Stated goal: Transcribe every entry word for word, but skip the images.

──────── Provided information

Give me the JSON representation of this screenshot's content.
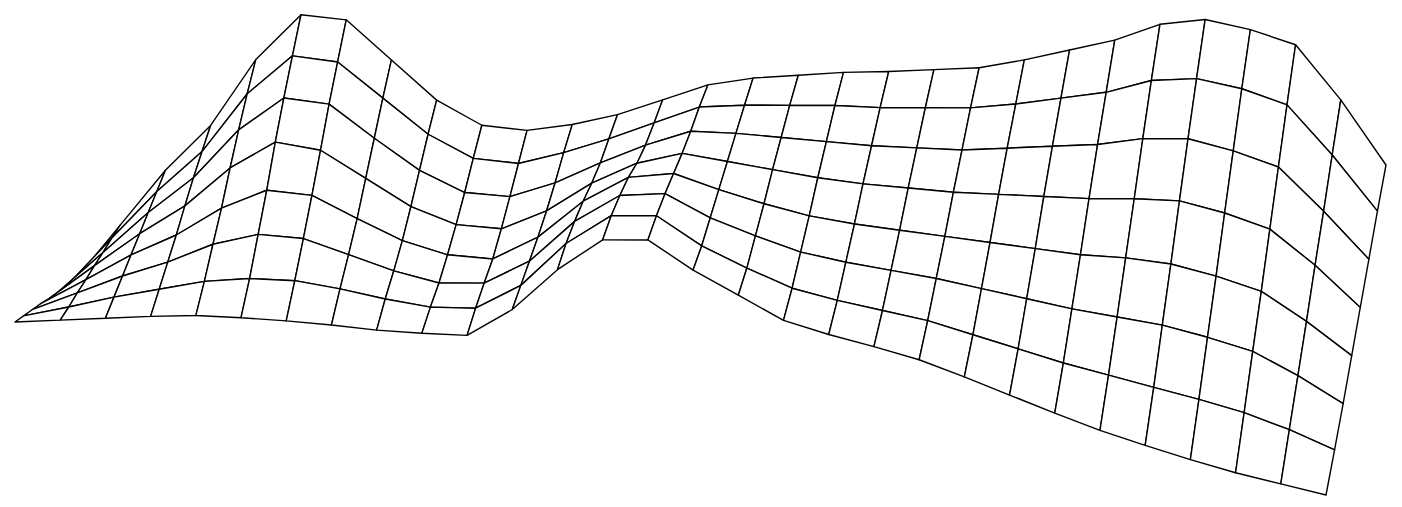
{
  "chart_data": {
    "type": "surface",
    "tick_labels": false,
    "color": "#000000",
    "z": [
      [
        0,
        8,
        16,
        24,
        31,
        35,
        38,
        40,
        41,
        44,
        48,
        80,
        126,
        162,
        168,
        144,
        125,
        106,
        98,
        92,
        85,
        74,
        62,
        50,
        39,
        30,
        22,
        15,
        10,
        5
      ],
      [
        4,
        19,
        35,
        49,
        63,
        72,
        76,
        74,
        70,
        68,
        73,
        102,
        150,
        184,
        190,
        166,
        150,
        136,
        130,
        126,
        122,
        114,
        106,
        98,
        92,
        86,
        80,
        73,
        62,
        48
      ],
      [
        8,
        31,
        54,
        74,
        98,
        114,
        116,
        106,
        96,
        90,
        96,
        124,
        170,
        202,
        210,
        192,
        180,
        170,
        166,
        164,
        162,
        158,
        154,
        150,
        148,
        146,
        140,
        132,
        114,
        92
      ],
      [
        12,
        42,
        73,
        99,
        132,
        156,
        157,
        140,
        124,
        116,
        118,
        146,
        188,
        218,
        228,
        218,
        210,
        204,
        202,
        202,
        202,
        202,
        202,
        202,
        205,
        205,
        199,
        190,
        166,
        138
      ],
      [
        15,
        54,
        92,
        126,
        170,
        202,
        200,
        178,
        156,
        144,
        146,
        170,
        204,
        230,
        246,
        244,
        242,
        240,
        240,
        242,
        244,
        248,
        252,
        256,
        262,
        266,
        260,
        250,
        220,
        184
      ],
      [
        19,
        65,
        111,
        152,
        206,
        244,
        244,
        216,
        190,
        174,
        176,
        196,
        222,
        246,
        266,
        270,
        272,
        274,
        276,
        280,
        284,
        292,
        300,
        308,
        320,
        326,
        320,
        310,
        272,
        230
      ],
      [
        23,
        77,
        130,
        176,
        240,
        284,
        284,
        254,
        224,
        206,
        207,
        224,
        244,
        266,
        288,
        296,
        302,
        308,
        312,
        318,
        324,
        334,
        346,
        358,
        376,
        384,
        380,
        370,
        326,
        276
      ],
      [
        27,
        88,
        149,
        200,
        272,
        323,
        324,
        290,
        256,
        237,
        238,
        250,
        266,
        287,
        308,
        321,
        330,
        339,
        346,
        354,
        362,
        376,
        392,
        408,
        430,
        441,
        437,
        428,
        379,
        320
      ]
    ]
  }
}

────────────────

Solution for this problem:
Give me the JSON representation of this screenshot's content.
{
  "chart_data": {
    "type": "surface",
    "tick_labels": false,
    "color": "#000000",
    "z": [
      [
        0,
        8,
        16,
        24,
        31,
        35,
        38,
        40,
        41,
        44,
        48,
        80,
        126,
        162,
        168,
        144,
        125,
        106,
        98,
        92,
        85,
        74,
        62,
        50,
        39,
        30,
        22,
        15,
        10,
        5
      ],
      [
        4,
        19,
        35,
        49,
        63,
        72,
        76,
        74,
        70,
        68,
        73,
        102,
        150,
        184,
        190,
        166,
        150,
        136,
        130,
        126,
        122,
        114,
        106,
        98,
        92,
        86,
        80,
        73,
        62,
        48
      ],
      [
        8,
        31,
        54,
        74,
        98,
        114,
        116,
        106,
        96,
        90,
        96,
        124,
        170,
        202,
        210,
        192,
        180,
        170,
        166,
        164,
        162,
        158,
        154,
        150,
        148,
        146,
        140,
        132,
        114,
        92
      ],
      [
        12,
        42,
        73,
        99,
        132,
        156,
        157,
        140,
        124,
        116,
        118,
        146,
        188,
        218,
        228,
        218,
        210,
        204,
        202,
        202,
        202,
        202,
        202,
        202,
        205,
        205,
        199,
        190,
        166,
        138
      ],
      [
        15,
        54,
        92,
        126,
        170,
        202,
        200,
        178,
        156,
        144,
        146,
        170,
        204,
        230,
        246,
        244,
        242,
        240,
        240,
        242,
        244,
        248,
        252,
        256,
        262,
        266,
        260,
        250,
        220,
        184
      ],
      [
        19,
        65,
        111,
        152,
        206,
        244,
        244,
        216,
        190,
        174,
        176,
        196,
        222,
        246,
        266,
        270,
        272,
        274,
        276,
        280,
        284,
        292,
        300,
        308,
        320,
        326,
        320,
        310,
        272,
        230
      ],
      [
        23,
        77,
        130,
        176,
        240,
        284,
        284,
        254,
        224,
        206,
        207,
        224,
        244,
        266,
        288,
        296,
        302,
        308,
        312,
        318,
        324,
        334,
        346,
        358,
        376,
        384,
        380,
        370,
        326,
        276
      ],
      [
        27,
        88,
        149,
        200,
        272,
        323,
        324,
        290,
        256,
        237,
        238,
        250,
        266,
        287,
        308,
        321,
        330,
        339,
        346,
        354,
        362,
        376,
        392,
        408,
        430,
        441,
        437,
        428,
        379,
        320
      ]
    ]
  }
}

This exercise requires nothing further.